WHAT IS ASKED:
Set each record down exactly, excluding all images.

PROVIDED DATA:
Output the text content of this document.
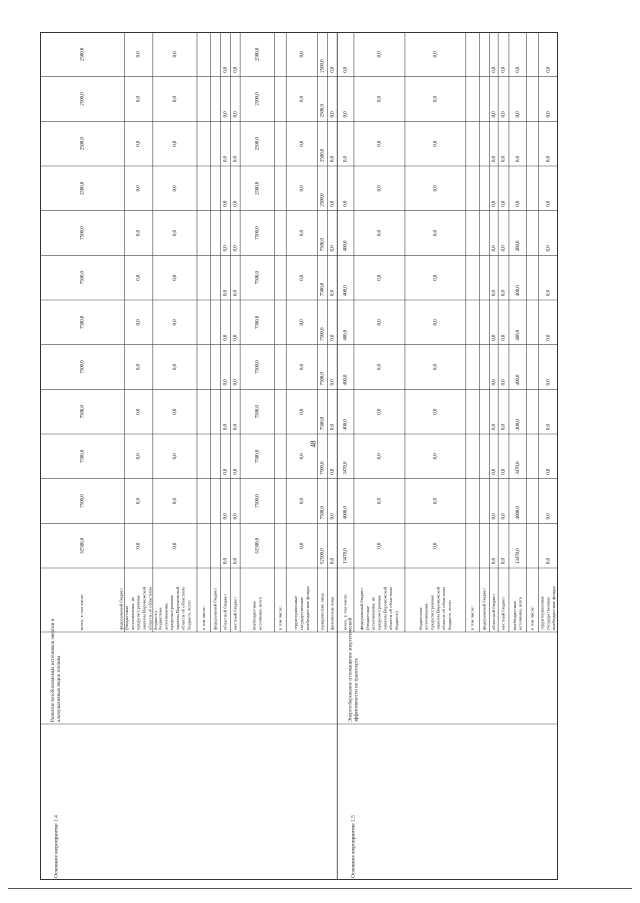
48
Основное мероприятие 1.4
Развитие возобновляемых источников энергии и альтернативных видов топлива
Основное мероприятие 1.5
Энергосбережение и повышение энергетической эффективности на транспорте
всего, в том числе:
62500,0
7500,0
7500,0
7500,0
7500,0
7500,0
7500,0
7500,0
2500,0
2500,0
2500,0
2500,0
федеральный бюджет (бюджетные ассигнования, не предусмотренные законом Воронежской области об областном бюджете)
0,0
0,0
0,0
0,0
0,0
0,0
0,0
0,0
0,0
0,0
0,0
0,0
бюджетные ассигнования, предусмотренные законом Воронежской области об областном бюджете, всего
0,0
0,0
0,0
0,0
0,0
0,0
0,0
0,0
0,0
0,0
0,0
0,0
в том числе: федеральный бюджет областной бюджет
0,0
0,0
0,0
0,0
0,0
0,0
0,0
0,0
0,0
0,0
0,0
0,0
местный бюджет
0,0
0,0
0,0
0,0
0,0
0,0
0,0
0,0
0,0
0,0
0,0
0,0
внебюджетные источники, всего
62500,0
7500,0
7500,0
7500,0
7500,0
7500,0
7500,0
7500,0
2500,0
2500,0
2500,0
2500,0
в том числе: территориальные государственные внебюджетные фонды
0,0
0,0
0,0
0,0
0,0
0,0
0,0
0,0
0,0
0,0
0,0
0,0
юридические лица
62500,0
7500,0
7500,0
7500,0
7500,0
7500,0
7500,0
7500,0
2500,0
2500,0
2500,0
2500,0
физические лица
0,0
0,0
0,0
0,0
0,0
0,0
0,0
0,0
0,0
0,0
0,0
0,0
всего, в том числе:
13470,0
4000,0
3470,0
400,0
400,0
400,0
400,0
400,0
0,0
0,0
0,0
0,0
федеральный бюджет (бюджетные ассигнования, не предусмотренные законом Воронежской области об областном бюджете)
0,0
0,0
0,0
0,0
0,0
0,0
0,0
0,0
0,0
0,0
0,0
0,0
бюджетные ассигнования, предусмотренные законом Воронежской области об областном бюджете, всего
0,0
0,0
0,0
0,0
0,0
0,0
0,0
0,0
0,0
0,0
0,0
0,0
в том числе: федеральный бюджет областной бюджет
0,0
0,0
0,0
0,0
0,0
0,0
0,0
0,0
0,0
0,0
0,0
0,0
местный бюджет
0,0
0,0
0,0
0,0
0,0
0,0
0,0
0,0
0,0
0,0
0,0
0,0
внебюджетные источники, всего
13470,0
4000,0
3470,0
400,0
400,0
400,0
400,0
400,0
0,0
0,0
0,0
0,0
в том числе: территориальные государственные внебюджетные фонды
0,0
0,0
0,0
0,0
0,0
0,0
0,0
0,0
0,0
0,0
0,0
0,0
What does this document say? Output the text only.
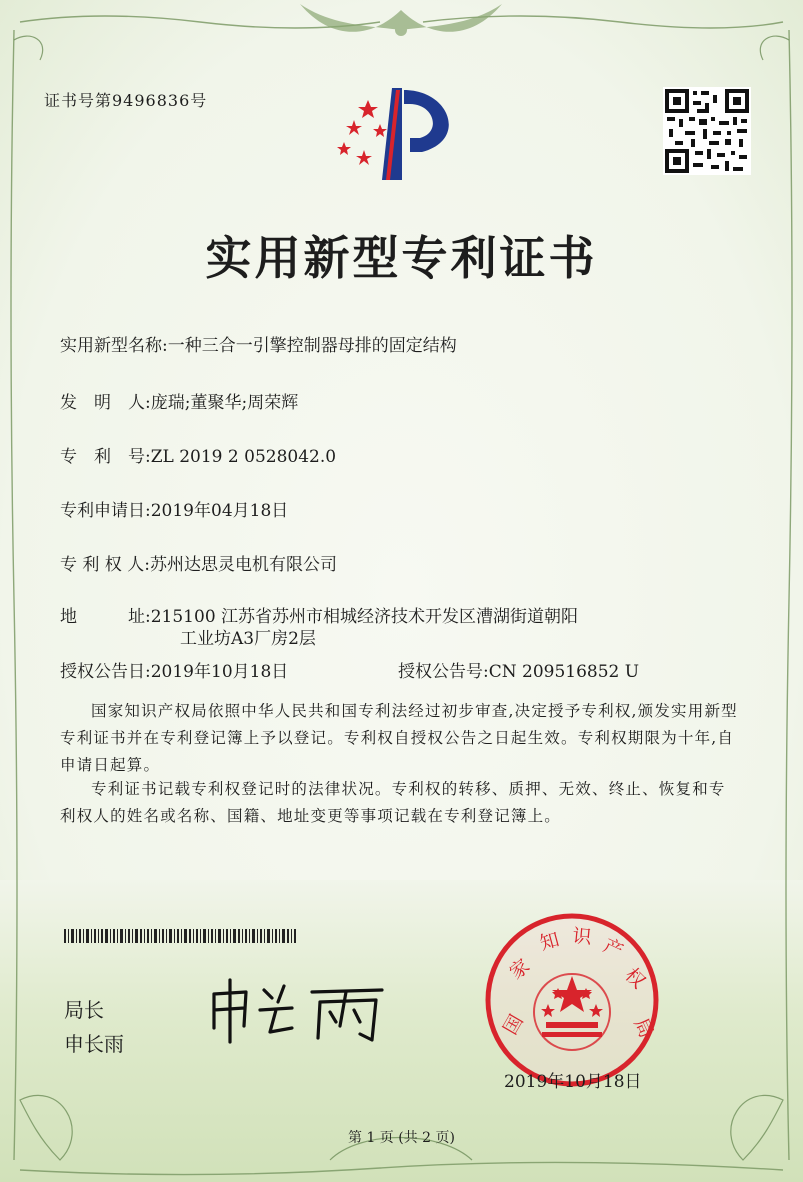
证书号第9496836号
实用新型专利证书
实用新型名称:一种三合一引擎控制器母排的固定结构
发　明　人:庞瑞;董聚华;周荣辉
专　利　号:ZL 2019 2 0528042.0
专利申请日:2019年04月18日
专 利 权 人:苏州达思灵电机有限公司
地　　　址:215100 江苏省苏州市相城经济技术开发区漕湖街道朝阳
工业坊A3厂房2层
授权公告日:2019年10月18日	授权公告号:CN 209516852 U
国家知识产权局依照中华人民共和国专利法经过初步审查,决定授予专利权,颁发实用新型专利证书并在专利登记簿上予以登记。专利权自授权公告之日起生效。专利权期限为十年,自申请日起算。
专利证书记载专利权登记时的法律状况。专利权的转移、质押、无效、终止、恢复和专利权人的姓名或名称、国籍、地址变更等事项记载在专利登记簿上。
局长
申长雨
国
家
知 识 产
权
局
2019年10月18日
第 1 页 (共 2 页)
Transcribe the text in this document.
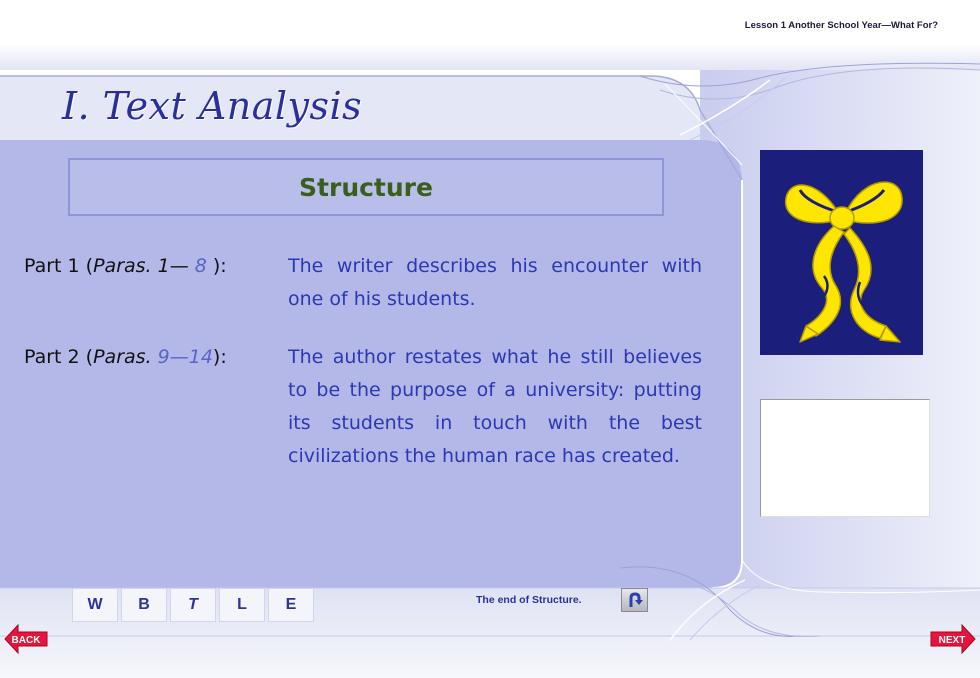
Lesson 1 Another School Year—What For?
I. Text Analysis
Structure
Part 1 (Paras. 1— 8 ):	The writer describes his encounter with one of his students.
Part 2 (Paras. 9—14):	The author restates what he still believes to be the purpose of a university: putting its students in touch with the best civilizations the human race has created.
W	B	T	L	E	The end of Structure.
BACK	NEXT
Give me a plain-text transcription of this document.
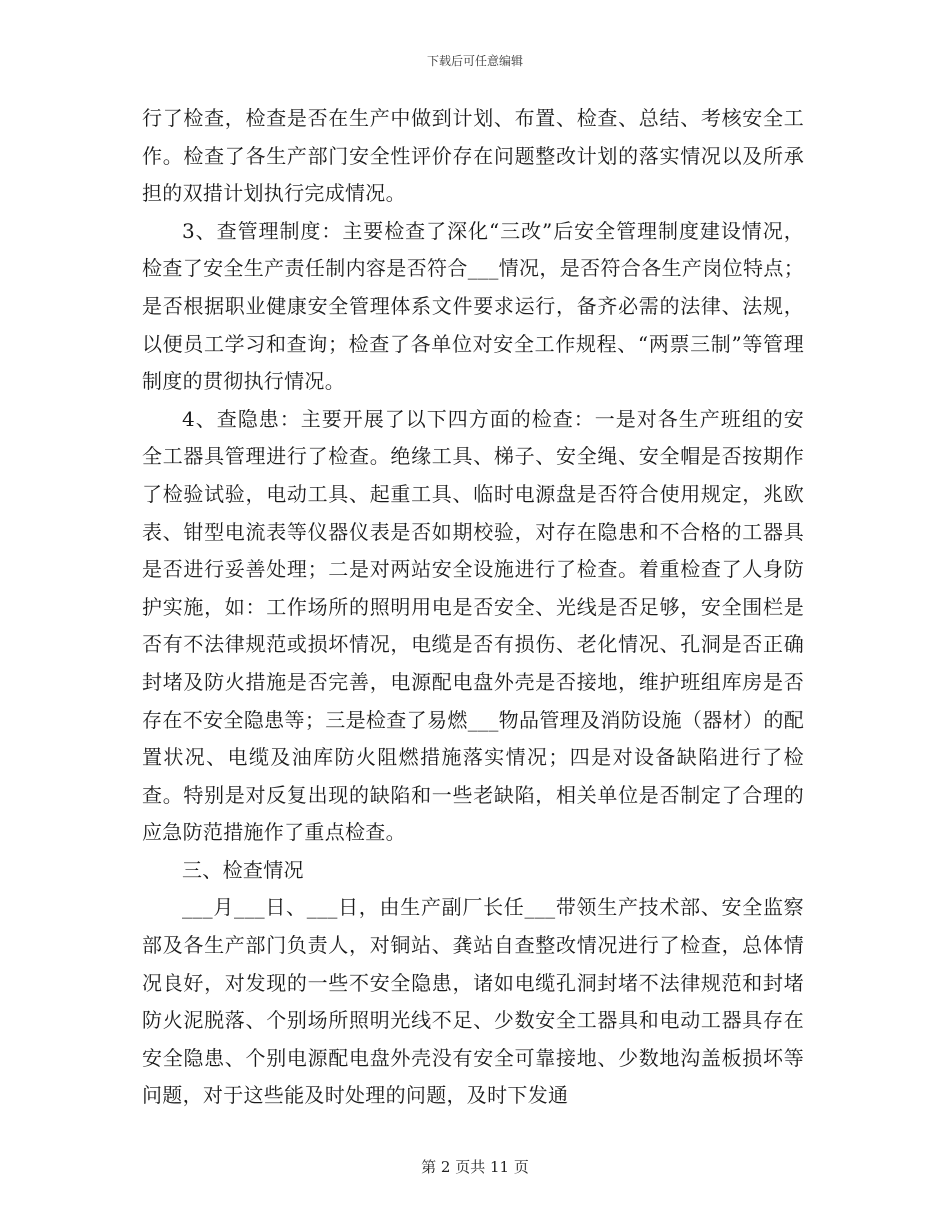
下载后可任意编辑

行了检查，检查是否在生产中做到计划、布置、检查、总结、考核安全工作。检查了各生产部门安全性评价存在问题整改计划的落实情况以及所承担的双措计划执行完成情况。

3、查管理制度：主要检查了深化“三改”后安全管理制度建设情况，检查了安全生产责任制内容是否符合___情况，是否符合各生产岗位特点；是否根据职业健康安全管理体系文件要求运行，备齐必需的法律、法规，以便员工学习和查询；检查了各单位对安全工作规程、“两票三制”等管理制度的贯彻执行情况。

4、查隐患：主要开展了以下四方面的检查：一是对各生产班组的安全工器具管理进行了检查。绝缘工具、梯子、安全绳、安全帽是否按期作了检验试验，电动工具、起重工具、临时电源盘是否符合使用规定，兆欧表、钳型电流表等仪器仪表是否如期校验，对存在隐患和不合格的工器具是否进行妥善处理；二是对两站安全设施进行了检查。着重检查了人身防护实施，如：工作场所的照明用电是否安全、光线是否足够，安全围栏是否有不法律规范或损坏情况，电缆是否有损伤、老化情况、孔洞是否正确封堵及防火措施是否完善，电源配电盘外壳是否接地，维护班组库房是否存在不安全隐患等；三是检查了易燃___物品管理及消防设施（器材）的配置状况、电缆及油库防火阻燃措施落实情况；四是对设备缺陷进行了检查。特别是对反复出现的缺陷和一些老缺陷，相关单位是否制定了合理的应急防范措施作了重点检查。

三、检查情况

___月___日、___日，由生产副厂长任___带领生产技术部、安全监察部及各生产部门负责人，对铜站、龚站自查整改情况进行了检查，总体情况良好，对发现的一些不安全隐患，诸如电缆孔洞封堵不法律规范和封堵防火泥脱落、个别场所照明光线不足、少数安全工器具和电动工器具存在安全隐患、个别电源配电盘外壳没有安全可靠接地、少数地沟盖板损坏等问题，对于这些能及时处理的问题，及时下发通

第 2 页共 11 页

WRITTEN REPLY:
Output the text content of this document.
48
Основное мероприятие 1.4
Развитие возобновляемых источников энергии и альтернативных видов топлива
Основное мероприятие 1.5
Энергосбережение и повышение энергетической эффективности на транспорте
всего, в том числе:
62500,0
7500,0
7500,0
7500,0
7500,0
7500,0
7500,0
7500,0
2500,0
2500,0
2500,0
2500,0
федеральный бюджет (бюджетные ассигнования, не предусмотренные законом Воронежской области об областном бюджете)
0,0
0,0
0,0
0,0
0,0
0,0
0,0
0,0
0,0
0,0
0,0
0,0
бюджетные ассигнования, предусмотренные законом Воронежской области об областном бюджете, всего
0,0
0,0
0,0
0,0
0,0
0,0
0,0
0,0
0,0
0,0
0,0
0,0
в том числе: федеральный бюджет областной бюджет
0,0
0,0
0,0
0,0
0,0
0,0
0,0
0,0
0,0
0,0
0,0
0,0
местный бюджет
0,0
0,0
0,0
0,0
0,0
0,0
0,0
0,0
0,0
0,0
0,0
0,0
внебюджетные источники, всего
62500,0
7500,0
7500,0
7500,0
7500,0
7500,0
7500,0
7500,0
2500,0
2500,0
2500,0
2500,0
в том числе: территориальные государственные внебюджетные фонды
0,0
0,0
0,0
0,0
0,0
0,0
0,0
0,0
0,0
0,0
0,0
0,0
юридические лица
62500,0
7500,0
7500,0
7500,0
7500,0
7500,0
7500,0
7500,0
2500,0
2500,0
2500,0
2500,0
физические лица
0,0
0,0
0,0
0,0
0,0
0,0
0,0
0,0
0,0
0,0
0,0
0,0
всего, в том числе:
13470,0
4000,0
3470,0
400,0
400,0
400,0
400,0
400,0
0,0
0,0
0,0
0,0
федеральный бюджет (бюджетные ассигнования, не предусмотренные законом Воронежской области об областном бюджете)
0,0
0,0
0,0
0,0
0,0
0,0
0,0
0,0
0,0
0,0
0,0
0,0
бюджетные ассигнования, предусмотренные законом Воронежской области об областном бюджете, всего
0,0
0,0
0,0
0,0
0,0
0,0
0,0
0,0
0,0
0,0
0,0
0,0
в том числе: федеральный бюджет областной бюджет
0,0
0,0
0,0
0,0
0,0
0,0
0,0
0,0
0,0
0,0
0,0
0,0
местный бюджет
0,0
0,0
0,0
0,0
0,0
0,0
0,0
0,0
0,0
0,0
0,0
0,0
внебюджетные источники, всего
13470,0
4000,0
3470,0
400,0
400,0
400,0
400,0
400,0
0,0
0,0
0,0
0,0
в том числе: территориальные государственные внебюджетные фонды
0,0
0,0
0,0
0,0
0,0
0,0
0,0
0,0
0,0
0,0
0,0
0,0
What does this document say? Output the text only.
证书号第9496836号
实用新型专利证书
实用新型名称:一种三合一引擎控制器母排的固定结构
发　明　人:庞瑞;董聚华;周荣辉
专　利　号:ZL 2019 2 0528042.0
专利申请日:2019年04月18日
专 利 权 人:苏州达思灵电机有限公司
地　　　址:215100 江苏省苏州市相城经济技术开发区漕湖街道朝阳
工业坊A3厂房2层
授权公告日:2019年10月18日	授权公告号:CN 209516852 U
国家知识产权局依照中华人民共和国专利法经过初步审查,决定授予专利权,颁发实用新型专利证书并在专利登记簿上予以登记。专利权自授权公告之日起生效。专利权期限为十年,自申请日起算。
专利证书记载专利权登记时的法律状况。专利权的转移、质押、无效、终止、恢复和专利权人的姓名或名称、国籍、地址变更等事项记载在专利登记簿上。
局长
申长雨
国
家
知 识 产
权
局
2019年10月18日
第 1 页 (共 2 页)
Transcribe the text in this document.
Lesson 1 Another School Year—What For?
I. Text Analysis
Structure
Part 1 (Paras. 1— 8 ):	The writer describes his encounter with one of his students.
Part 2 (Paras. 9—14):	The author restates what he still believes to be the purpose of a university: putting its students in touch with the best civilizations the human race has created.
W	B	T	L	E	The end of Structure.
BACK	NEXT
Give me a plain-text transcription of this document.
下载后可任意编辑

行了检查，检查是否在生产中做到计划、布置、检查、总结、考核安全工作。检查了各生产部门安全性评价存在问题整改计划的落实情况以及所承担的双措计划执行完成情况。

3、查管理制度：主要检查了深化“三改”后安全管理制度建设情况，检查了安全生产责任制内容是否符合___情况，是否符合各生产岗位特点；是否根据职业健康安全管理体系文件要求运行，备齐必需的法律、法规，以便员工学习和查询；检查了各单位对安全工作规程、“两票三制”等管理制度的贯彻执行情况。

4、查隐患：主要开展了以下四方面的检查：一是对各生产班组的安全工器具管理进行了检查。绝缘工具、梯子、安全绳、安全帽是否按期作了检验试验，电动工具、起重工具、临时电源盘是否符合使用规定，兆欧表、钳型电流表等仪器仪表是否如期校验，对存在隐患和不合格的工器具是否进行妥善处理；二是对两站安全设施进行了检查。着重检查了人身防护实施，如：工作场所的照明用电是否安全、光线是否足够，安全围栏是否有不法律规范或损坏情况，电缆是否有损伤、老化情况、孔洞是否正确封堵及防火措施是否完善，电源配电盘外壳是否接地，维护班组库房是否存在不安全隐患等；三是检查了易燃___物品管理及消防设施（器材）的配置状况、电缆及油库防火阻燃措施落实情况；四是对设备缺陷进行了检查。特别是对反复出现的缺陷和一些老缺陷，相关单位是否制定了合理的应急防范措施作了重点检查。

三、检查情况

___月___日、___日，由生产副厂长任___带领生产技术部、安全监察部及各生产部门负责人，对铜站、龚站自查整改情况进行了检查，总体情况良好，对发现的一些不安全隐患，诸如电缆孔洞封堵不法律规范和封堵防火泥脱落、个别场所照明光线不足、少数安全工器具和电动工器具存在安全隐患、个别电源配电盘外壳没有安全可靠接地、少数地沟盖板损坏等问题，对于这些能及时处理的问题，及时下发通

第 2 页共 11 页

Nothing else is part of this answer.